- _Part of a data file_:

● ● ●

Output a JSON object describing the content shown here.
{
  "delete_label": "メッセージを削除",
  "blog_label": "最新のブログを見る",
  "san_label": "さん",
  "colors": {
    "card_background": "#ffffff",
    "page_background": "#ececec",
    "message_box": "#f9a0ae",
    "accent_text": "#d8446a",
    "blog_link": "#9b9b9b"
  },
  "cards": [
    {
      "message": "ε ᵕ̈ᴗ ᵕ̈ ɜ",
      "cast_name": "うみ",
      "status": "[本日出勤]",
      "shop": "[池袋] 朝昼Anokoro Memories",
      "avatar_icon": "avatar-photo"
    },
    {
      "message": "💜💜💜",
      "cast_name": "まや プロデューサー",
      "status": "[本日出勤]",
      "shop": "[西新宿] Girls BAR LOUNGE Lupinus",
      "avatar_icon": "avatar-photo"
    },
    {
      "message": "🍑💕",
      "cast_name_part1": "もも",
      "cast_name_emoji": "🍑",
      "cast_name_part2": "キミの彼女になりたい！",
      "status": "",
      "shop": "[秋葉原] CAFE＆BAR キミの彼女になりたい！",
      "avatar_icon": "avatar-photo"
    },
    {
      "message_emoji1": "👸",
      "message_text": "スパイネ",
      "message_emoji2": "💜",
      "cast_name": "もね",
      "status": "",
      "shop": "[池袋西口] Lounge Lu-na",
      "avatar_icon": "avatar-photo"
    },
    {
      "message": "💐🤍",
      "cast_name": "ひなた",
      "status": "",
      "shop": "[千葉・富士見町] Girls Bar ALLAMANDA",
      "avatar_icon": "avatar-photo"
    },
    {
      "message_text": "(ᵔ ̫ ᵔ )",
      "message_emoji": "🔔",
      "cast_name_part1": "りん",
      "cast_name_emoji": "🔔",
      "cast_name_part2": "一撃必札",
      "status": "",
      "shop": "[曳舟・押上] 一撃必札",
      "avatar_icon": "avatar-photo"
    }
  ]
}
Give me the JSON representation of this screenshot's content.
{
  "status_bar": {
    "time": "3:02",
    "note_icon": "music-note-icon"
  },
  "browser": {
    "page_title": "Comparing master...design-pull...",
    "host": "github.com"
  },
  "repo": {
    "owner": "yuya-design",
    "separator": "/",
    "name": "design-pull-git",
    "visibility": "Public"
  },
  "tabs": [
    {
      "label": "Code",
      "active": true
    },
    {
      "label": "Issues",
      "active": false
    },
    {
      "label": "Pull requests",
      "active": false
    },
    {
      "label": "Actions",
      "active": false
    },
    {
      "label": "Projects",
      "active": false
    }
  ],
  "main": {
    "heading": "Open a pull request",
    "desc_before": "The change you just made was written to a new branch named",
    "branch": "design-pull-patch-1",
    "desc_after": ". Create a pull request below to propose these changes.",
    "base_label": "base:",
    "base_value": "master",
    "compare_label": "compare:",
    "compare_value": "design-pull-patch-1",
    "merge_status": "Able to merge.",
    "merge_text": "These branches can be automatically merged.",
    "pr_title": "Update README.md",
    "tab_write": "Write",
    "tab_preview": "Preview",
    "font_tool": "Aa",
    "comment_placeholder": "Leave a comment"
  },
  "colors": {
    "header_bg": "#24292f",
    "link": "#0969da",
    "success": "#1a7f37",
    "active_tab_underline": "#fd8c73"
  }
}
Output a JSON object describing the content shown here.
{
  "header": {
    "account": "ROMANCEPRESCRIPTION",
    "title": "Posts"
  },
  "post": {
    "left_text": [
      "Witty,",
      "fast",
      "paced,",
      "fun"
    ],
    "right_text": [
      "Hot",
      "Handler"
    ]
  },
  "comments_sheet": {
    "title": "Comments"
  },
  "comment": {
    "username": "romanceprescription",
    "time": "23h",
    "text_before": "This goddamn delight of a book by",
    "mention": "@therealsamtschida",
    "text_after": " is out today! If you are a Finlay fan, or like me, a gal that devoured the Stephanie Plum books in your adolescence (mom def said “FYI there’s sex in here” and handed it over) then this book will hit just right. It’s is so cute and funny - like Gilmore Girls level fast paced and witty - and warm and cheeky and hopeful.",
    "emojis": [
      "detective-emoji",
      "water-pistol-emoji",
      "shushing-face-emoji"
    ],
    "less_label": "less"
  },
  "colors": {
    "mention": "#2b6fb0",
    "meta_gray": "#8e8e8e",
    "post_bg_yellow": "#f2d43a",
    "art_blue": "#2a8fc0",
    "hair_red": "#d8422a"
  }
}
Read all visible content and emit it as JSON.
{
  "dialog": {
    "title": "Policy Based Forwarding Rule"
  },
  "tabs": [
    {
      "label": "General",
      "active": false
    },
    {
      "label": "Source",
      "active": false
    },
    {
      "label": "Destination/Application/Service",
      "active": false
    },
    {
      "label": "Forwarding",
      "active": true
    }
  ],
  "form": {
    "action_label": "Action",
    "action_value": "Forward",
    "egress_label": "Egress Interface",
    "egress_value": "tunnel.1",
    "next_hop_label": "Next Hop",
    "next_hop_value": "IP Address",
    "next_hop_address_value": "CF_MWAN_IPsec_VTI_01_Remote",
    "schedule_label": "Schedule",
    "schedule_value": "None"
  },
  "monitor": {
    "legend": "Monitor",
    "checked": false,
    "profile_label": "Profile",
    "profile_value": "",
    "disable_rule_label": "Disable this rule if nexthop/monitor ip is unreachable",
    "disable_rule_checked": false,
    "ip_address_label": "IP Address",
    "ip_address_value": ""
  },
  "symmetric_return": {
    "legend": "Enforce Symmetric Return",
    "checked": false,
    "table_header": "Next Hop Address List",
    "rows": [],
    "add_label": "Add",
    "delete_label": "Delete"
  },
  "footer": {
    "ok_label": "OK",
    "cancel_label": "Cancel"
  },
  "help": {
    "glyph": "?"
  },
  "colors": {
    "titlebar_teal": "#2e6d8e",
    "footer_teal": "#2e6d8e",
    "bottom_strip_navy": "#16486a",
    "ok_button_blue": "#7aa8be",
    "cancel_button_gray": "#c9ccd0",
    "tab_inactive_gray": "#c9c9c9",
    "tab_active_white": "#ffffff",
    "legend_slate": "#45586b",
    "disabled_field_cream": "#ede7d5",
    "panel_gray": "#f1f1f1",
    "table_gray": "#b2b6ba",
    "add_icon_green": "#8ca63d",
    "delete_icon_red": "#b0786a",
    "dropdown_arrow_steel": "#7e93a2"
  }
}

● ● ●

- _Goal_: The records above are to be repeated exactly, in their entirety.

- _Answer to this exercise_:
Output a JSON object describing the content shown here.
{
  "delete_label": "メッセージを削除",
  "blog_label": "最新のブログを見る",
  "san_label": "さん",
  "colors": {
    "card_background": "#ffffff",
    "page_background": "#ececec",
    "message_box": "#f9a0ae",
    "accent_text": "#d8446a",
    "blog_link": "#9b9b9b"
  },
  "cards": [
    {
      "message": "ε ᵕ̈ᴗ ᵕ̈ ɜ",
      "cast_name": "うみ",
      "status": "[本日出勤]",
      "shop": "[池袋] 朝昼Anokoro Memories",
      "avatar_icon": "avatar-photo"
    },
    {
      "message": "💜💜💜",
      "cast_name": "まや プロデューサー",
      "status": "[本日出勤]",
      "shop": "[西新宿] Girls BAR LOUNGE Lupinus",
      "avatar_icon": "avatar-photo"
    },
    {
      "message": "🍑💕",
      "cast_name_part1": "もも",
      "cast_name_emoji": "🍑",
      "cast_name_part2": "キミの彼女になりたい！",
      "status": "",
      "shop": "[秋葉原] CAFE＆BAR キミの彼女になりたい！",
      "avatar_icon": "avatar-photo"
    },
    {
      "message_emoji1": "👸",
      "message_text": "スパイネ",
      "message_emoji2": "💜",
      "cast_name": "もね",
      "status": "",
      "shop": "[池袋西口] Lounge Lu-na",
      "avatar_icon": "avatar-photo"
    },
    {
      "message": "💐🤍",
      "cast_name": "ひなた",
      "status": "",
      "shop": "[千葉・富士見町] Girls Bar ALLAMANDA",
      "avatar_icon": "avatar-photo"
    },
    {
      "message_text": "(ᵔ ̫ ᵔ )",
      "message_emoji": "🔔",
      "cast_name_part1": "りん",
      "cast_name_emoji": "🔔",
      "cast_name_part2": "一撃必札",
      "status": "",
      "shop": "[曳舟・押上] 一撃必札",
      "avatar_icon": "avatar-photo"
    }
  ]
}
Give me the JSON representation of this screenshot's content.
{
  "status_bar": {
    "time": "3:02",
    "note_icon": "music-note-icon"
  },
  "browser": {
    "page_title": "Comparing master...design-pull...",
    "host": "github.com"
  },
  "repo": {
    "owner": "yuya-design",
    "separator": "/",
    "name": "design-pull-git",
    "visibility": "Public"
  },
  "tabs": [
    {
      "label": "Code",
      "active": true
    },
    {
      "label": "Issues",
      "active": false
    },
    {
      "label": "Pull requests",
      "active": false
    },
    {
      "label": "Actions",
      "active": false
    },
    {
      "label": "Projects",
      "active": false
    }
  ],
  "main": {
    "heading": "Open a pull request",
    "desc_before": "The change you just made was written to a new branch named",
    "branch": "design-pull-patch-1",
    "desc_after": ". Create a pull request below to propose these changes.",
    "base_label": "base:",
    "base_value": "master",
    "compare_label": "compare:",
    "compare_value": "design-pull-patch-1",
    "merge_status": "Able to merge.",
    "merge_text": "These branches can be automatically merged.",
    "pr_title": "Update README.md",
    "tab_write": "Write",
    "tab_preview": "Preview",
    "font_tool": "Aa",
    "comment_placeholder": "Leave a comment"
  },
  "colors": {
    "header_bg": "#24292f",
    "link": "#0969da",
    "success": "#1a7f37",
    "active_tab_underline": "#fd8c73"
  }
}
Output a JSON object describing the content shown here.
{
  "header": {
    "account": "ROMANCEPRESCRIPTION",
    "title": "Posts"
  },
  "post": {
    "left_text": [
      "Witty,",
      "fast",
      "paced,",
      "fun"
    ],
    "right_text": [
      "Hot",
      "Handler"
    ]
  },
  "comments_sheet": {
    "title": "Comments"
  },
  "comment": {
    "username": "romanceprescription",
    "time": "23h",
    "text_before": "This goddamn delight of a book by",
    "mention": "@therealsamtschida",
    "text_after": " is out today! If you are a Finlay fan, or like me, a gal that devoured the Stephanie Plum books in your adolescence (mom def said “FYI there’s sex in here” and handed it over) then this book will hit just right. It’s is so cute and funny - like Gilmore Girls level fast paced and witty - and warm and cheeky and hopeful.",
    "emojis": [
      "detective-emoji",
      "water-pistol-emoji",
      "shushing-face-emoji"
    ],
    "less_label": "less"
  },
  "colors": {
    "mention": "#2b6fb0",
    "meta_gray": "#8e8e8e",
    "post_bg_yellow": "#f2d43a",
    "art_blue": "#2a8fc0",
    "hair_red": "#d8422a"
  }
}
Read all visible content and emit it as JSON.
{
  "dialog": {
    "title": "Policy Based Forwarding Rule"
  },
  "tabs": [
    {
      "label": "General",
      "active": false
    },
    {
      "label": "Source",
      "active": false
    },
    {
      "label": "Destination/Application/Service",
      "active": false
    },
    {
      "label": "Forwarding",
      "active": true
    }
  ],
  "form": {
    "action_label": "Action",
    "action_value": "Forward",
    "egress_label": "Egress Interface",
    "egress_value": "tunnel.1",
    "next_hop_label": "Next Hop",
    "next_hop_value": "IP Address",
    "next_hop_address_value": "CF_MWAN_IPsec_VTI_01_Remote",
    "schedule_label": "Schedule",
    "schedule_value": "None"
  },
  "monitor": {
    "legend": "Monitor",
    "checked": false,
    "profile_label": "Profile",
    "profile_value": "",
    "disable_rule_label": "Disable this rule if nexthop/monitor ip is unreachable",
    "disable_rule_checked": false,
    "ip_address_label": "IP Address",
    "ip_address_value": ""
  },
  "symmetric_return": {
    "legend": "Enforce Symmetric Return",
    "checked": false,
    "table_header": "Next Hop Address List",
    "rows": [],
    "add_label": "Add",
    "delete_label": "Delete"
  },
  "footer": {
    "ok_label": "OK",
    "cancel_label": "Cancel"
  },
  "help": {
    "glyph": "?"
  },
  "colors": {
    "titlebar_teal": "#2e6d8e",
    "footer_teal": "#2e6d8e",
    "bottom_strip_navy": "#16486a",
    "ok_button_blue": "#7aa8be",
    "cancel_button_gray": "#c9ccd0",
    "tab_inactive_gray": "#c9c9c9",
    "tab_active_white": "#ffffff",
    "legend_slate": "#45586b",
    "disabled_field_cream": "#ede7d5",
    "panel_gray": "#f1f1f1",
    "table_gray": "#b2b6ba",
    "add_icon_green": "#8ca63d",
    "delete_icon_red": "#b0786a",
    "dropdown_arrow_steel": "#7e93a2"
  }
}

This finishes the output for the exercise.